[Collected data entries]
· · · ·

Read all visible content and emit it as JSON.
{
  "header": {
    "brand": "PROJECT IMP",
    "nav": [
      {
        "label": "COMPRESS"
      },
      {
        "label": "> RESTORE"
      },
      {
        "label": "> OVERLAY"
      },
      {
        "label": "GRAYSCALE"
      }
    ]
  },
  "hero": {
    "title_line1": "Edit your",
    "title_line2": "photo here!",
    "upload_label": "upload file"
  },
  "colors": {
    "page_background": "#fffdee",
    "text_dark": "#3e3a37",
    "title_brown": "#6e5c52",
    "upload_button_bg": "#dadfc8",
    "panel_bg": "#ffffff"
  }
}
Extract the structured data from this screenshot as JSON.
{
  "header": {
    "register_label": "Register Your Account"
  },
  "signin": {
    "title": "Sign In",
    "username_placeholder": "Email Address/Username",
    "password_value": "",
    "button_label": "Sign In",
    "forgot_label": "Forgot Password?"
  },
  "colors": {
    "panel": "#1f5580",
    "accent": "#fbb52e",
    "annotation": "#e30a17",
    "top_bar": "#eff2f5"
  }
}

· · · ·

Find the line containing "Extract the structured", then output it and every line after it to the end of the data, exactly.

== Exercise response ==
Extract the structured data from this screenshot as JSON.
{
  "header": {
    "register_label": "Register Your Account"
  },
  "signin": {
    "title": "Sign In",
    "username_placeholder": "Email Address/Username",
    "password_value": "",
    "button_label": "Sign In",
    "forgot_label": "Forgot Password?"
  },
  "colors": {
    "panel": "#1f5580",
    "accent": "#fbb52e",
    "annotation": "#e30a17",
    "top_bar": "#eff2f5"
  }
}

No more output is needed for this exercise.